┏━━
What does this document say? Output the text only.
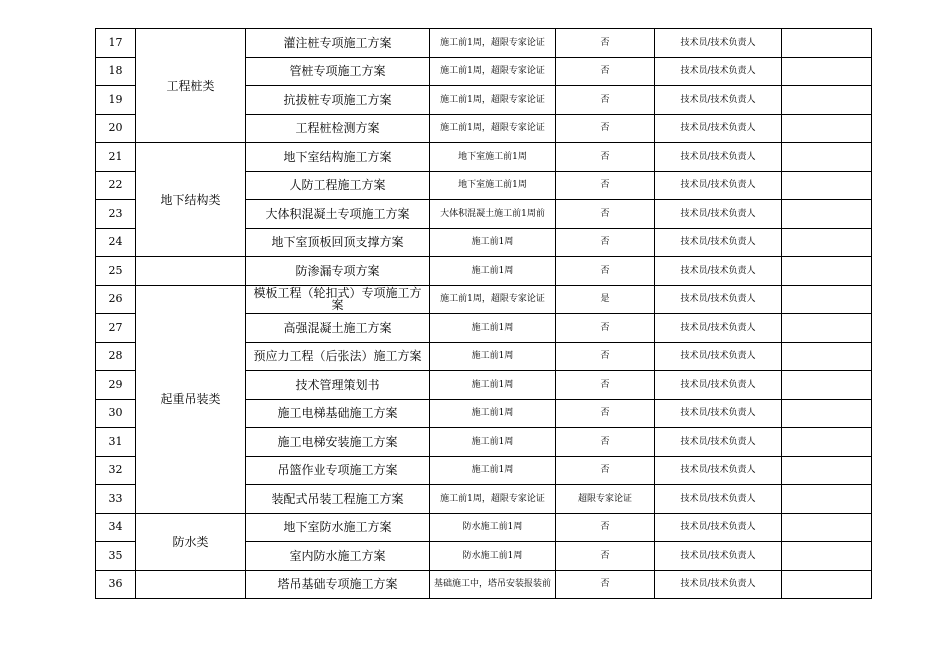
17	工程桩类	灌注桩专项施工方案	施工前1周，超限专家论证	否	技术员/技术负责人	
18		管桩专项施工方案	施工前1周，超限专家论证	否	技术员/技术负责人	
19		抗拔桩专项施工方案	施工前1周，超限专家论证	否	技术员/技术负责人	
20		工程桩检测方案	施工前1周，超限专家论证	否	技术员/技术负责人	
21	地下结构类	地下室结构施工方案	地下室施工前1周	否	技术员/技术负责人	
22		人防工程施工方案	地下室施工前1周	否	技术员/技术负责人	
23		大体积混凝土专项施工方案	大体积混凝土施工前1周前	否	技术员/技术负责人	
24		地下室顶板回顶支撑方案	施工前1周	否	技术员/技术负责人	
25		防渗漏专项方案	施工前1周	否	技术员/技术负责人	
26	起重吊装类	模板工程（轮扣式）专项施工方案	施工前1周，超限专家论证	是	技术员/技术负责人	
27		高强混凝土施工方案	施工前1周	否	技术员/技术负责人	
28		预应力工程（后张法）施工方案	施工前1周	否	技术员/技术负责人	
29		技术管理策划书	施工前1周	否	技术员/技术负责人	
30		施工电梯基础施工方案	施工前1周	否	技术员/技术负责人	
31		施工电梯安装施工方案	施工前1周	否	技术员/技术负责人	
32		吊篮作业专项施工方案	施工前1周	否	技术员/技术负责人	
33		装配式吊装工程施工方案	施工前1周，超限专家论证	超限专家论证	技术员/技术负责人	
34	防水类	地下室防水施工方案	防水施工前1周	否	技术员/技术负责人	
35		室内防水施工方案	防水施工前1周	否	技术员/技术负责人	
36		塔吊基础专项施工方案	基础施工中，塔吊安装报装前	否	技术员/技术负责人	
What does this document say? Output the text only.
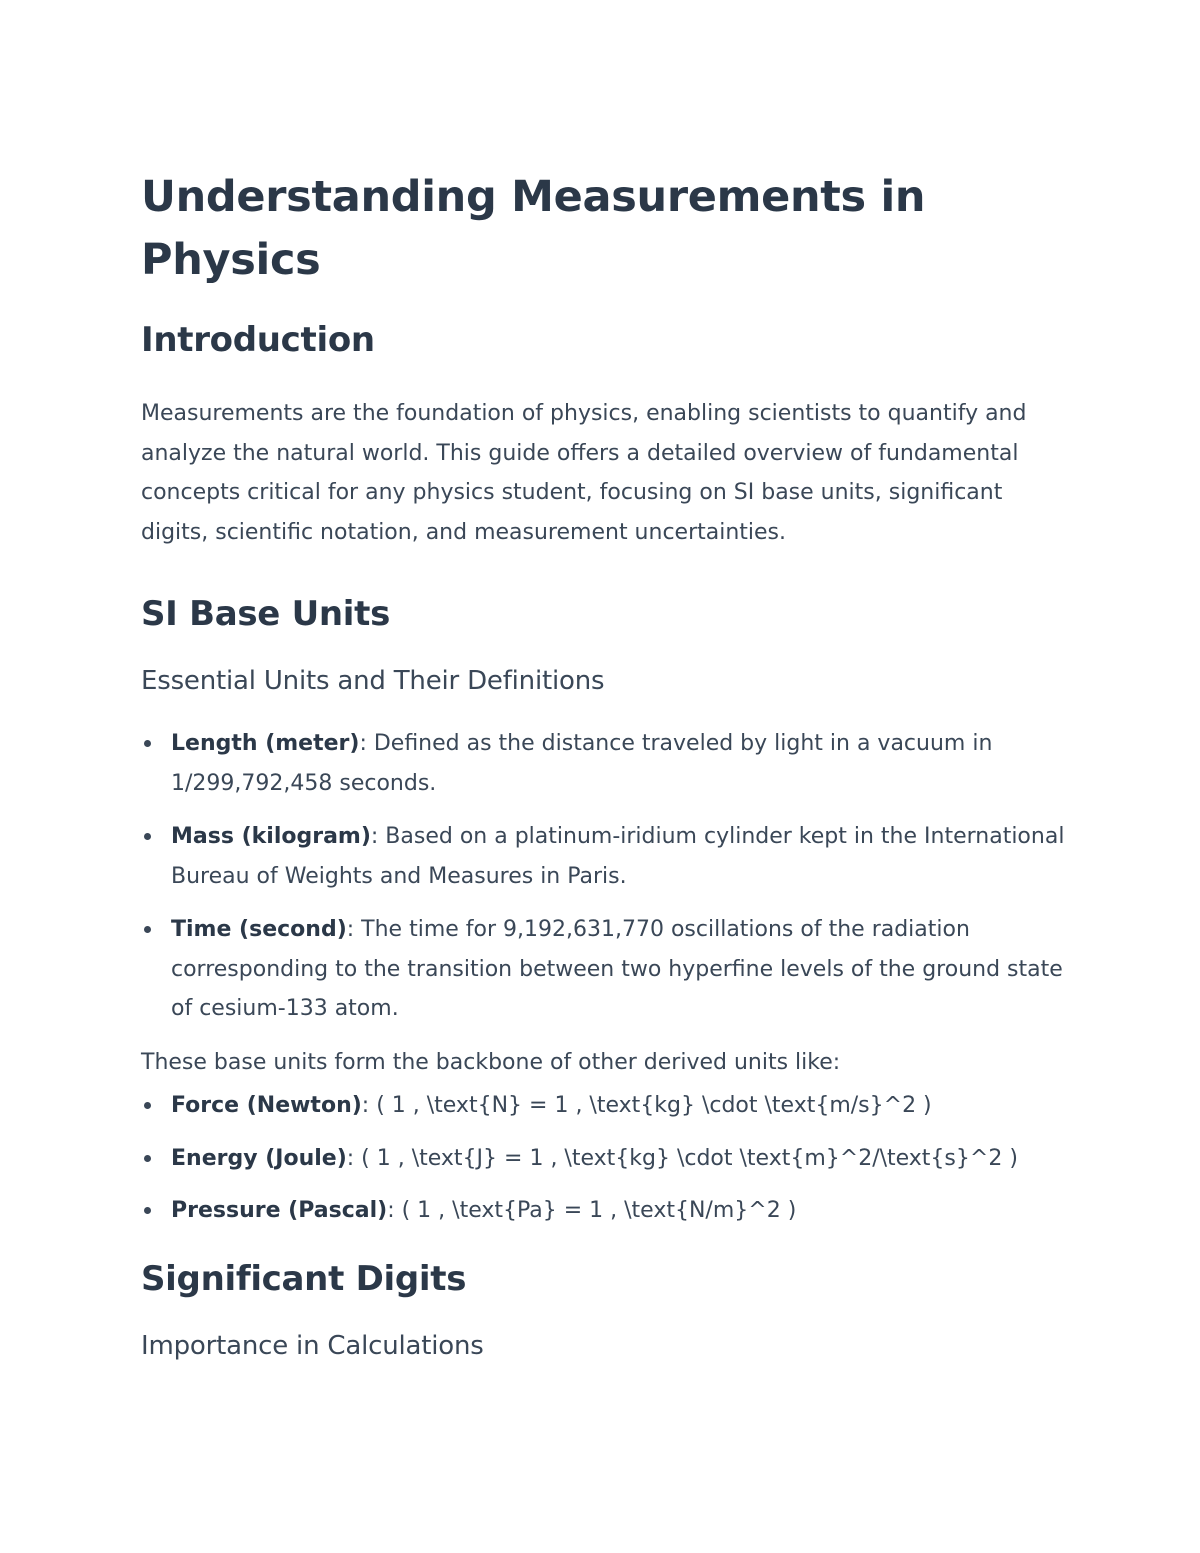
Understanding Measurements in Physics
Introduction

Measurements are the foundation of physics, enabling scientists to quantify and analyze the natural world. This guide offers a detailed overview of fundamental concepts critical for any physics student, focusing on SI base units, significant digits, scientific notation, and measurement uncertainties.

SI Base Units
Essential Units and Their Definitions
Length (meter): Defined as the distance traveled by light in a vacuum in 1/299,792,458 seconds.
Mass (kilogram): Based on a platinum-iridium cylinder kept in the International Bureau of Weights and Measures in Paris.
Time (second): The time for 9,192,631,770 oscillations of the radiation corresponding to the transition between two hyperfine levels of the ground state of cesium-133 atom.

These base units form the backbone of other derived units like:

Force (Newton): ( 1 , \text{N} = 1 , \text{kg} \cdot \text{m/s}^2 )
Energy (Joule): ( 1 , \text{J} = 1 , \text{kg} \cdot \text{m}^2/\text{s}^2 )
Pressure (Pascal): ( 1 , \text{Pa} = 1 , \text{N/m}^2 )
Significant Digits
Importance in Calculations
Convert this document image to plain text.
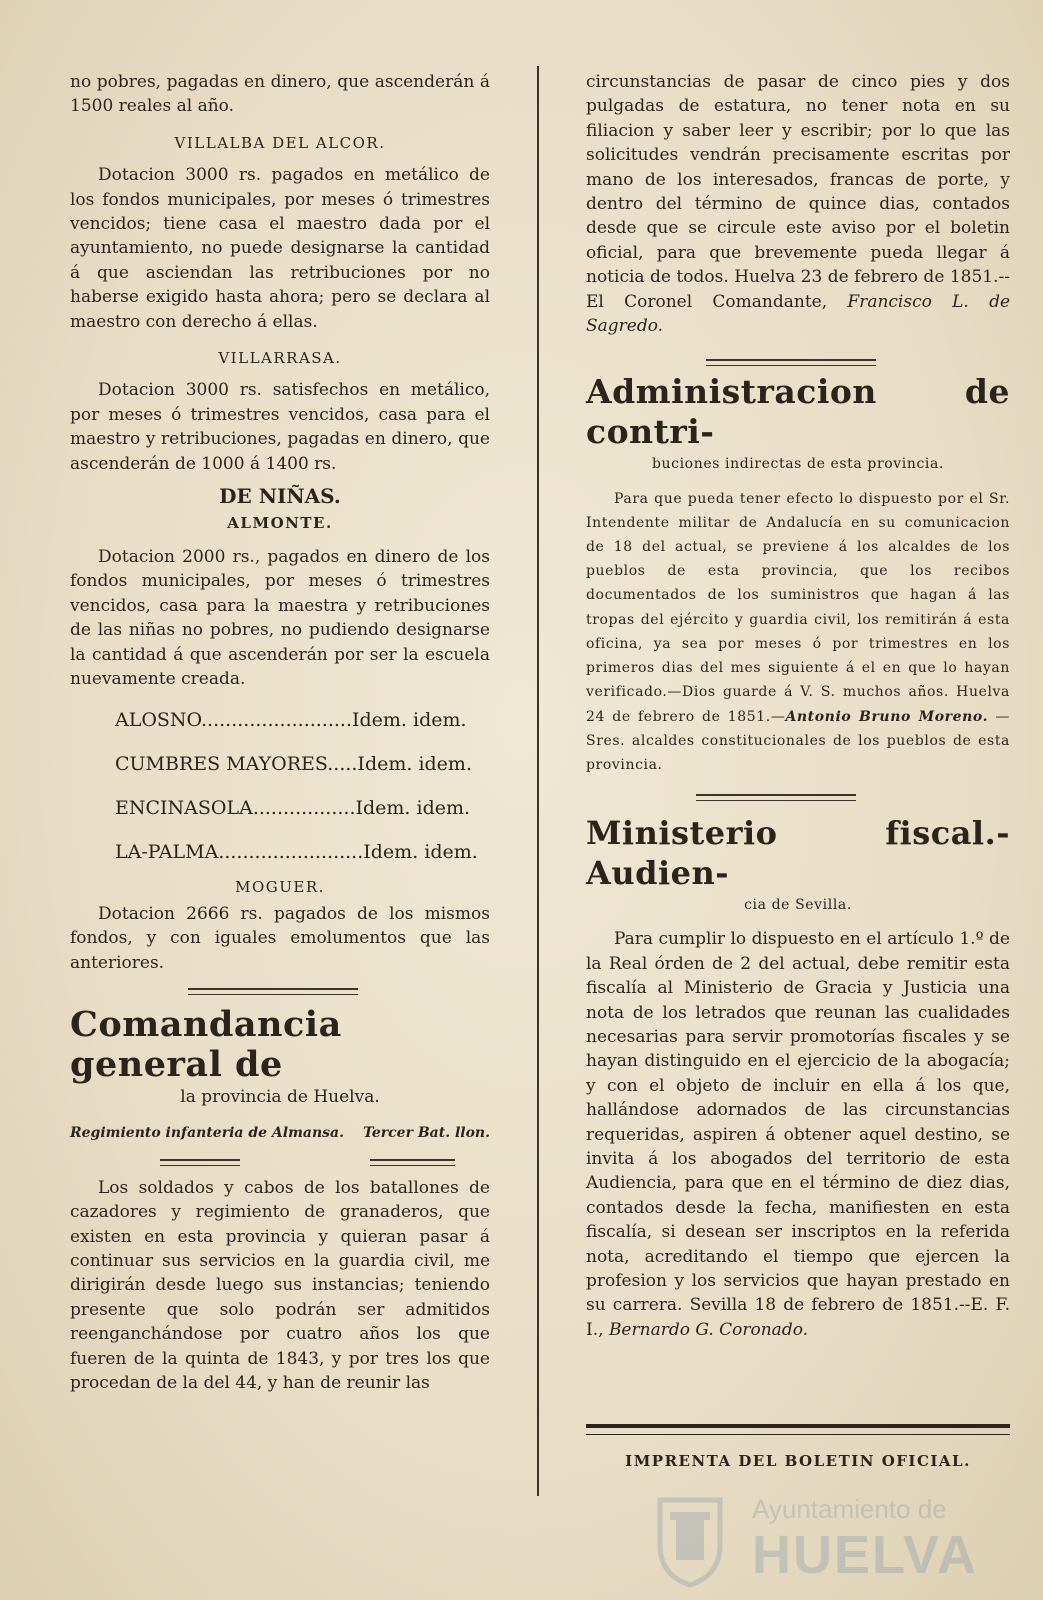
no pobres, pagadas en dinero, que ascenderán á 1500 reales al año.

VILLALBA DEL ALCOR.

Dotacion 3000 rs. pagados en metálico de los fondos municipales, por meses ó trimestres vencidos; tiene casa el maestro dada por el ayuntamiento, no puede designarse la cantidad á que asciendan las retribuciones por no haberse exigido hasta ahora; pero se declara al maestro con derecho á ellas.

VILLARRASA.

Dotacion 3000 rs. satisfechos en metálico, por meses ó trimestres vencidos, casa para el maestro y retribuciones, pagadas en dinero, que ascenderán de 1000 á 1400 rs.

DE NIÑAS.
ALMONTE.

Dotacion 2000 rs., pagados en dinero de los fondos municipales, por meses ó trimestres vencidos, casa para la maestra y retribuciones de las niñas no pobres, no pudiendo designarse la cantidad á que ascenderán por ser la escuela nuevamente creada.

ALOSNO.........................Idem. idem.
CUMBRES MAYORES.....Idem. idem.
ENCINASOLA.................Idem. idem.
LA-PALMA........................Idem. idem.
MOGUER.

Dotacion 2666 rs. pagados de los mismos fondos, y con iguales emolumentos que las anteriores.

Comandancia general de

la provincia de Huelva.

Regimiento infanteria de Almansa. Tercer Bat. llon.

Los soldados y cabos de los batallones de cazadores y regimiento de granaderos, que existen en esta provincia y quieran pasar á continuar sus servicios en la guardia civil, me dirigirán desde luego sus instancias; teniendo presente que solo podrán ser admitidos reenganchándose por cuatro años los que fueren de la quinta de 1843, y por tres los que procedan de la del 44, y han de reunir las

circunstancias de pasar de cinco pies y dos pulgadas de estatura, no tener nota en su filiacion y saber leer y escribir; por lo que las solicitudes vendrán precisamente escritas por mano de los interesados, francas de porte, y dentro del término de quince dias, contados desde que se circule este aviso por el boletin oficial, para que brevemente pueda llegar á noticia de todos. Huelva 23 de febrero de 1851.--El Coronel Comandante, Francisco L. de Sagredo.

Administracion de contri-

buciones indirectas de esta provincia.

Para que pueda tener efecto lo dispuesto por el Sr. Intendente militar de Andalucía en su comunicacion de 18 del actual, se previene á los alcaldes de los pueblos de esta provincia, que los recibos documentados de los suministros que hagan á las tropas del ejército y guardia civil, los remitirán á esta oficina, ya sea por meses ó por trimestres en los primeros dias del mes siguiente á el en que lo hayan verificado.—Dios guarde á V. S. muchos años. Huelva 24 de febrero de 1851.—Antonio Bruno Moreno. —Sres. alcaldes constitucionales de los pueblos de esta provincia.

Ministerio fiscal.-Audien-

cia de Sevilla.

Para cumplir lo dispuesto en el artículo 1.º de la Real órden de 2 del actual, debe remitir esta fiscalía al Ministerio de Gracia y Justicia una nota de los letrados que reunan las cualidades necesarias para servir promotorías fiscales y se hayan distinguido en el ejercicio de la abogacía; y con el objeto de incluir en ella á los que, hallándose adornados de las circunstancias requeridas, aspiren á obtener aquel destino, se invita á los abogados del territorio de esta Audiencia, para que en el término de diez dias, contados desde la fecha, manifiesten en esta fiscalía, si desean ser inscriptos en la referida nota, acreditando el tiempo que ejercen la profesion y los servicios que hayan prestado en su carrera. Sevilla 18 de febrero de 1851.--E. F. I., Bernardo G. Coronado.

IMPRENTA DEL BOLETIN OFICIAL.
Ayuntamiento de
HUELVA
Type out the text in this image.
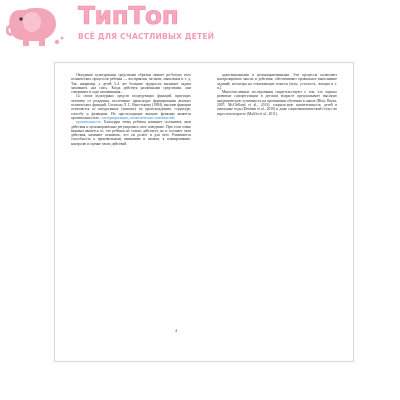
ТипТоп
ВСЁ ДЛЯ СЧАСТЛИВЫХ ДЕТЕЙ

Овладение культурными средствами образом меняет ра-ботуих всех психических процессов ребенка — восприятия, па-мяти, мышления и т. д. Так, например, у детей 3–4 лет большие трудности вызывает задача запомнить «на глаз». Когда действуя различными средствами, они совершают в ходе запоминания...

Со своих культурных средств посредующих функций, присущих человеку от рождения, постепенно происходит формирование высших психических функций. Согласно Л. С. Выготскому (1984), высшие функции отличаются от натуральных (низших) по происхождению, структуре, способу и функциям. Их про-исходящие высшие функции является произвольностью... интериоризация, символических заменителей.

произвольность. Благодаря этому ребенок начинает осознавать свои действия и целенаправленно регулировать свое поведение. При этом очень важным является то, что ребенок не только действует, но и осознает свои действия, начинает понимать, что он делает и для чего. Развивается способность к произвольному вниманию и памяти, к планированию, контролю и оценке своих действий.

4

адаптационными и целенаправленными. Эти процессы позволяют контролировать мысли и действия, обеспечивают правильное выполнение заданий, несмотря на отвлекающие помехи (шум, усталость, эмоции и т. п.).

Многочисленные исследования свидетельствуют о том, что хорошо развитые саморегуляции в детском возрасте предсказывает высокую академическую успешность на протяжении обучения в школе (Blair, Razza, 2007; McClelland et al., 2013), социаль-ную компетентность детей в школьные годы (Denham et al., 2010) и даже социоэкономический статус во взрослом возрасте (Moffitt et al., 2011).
┗━━
■ **WHAT IS EXPECTED**
Determine how many lines contain the word "Ministerio" and reply with that number alone.

■ **OUTPUT FOR THIS EXERCISE**
2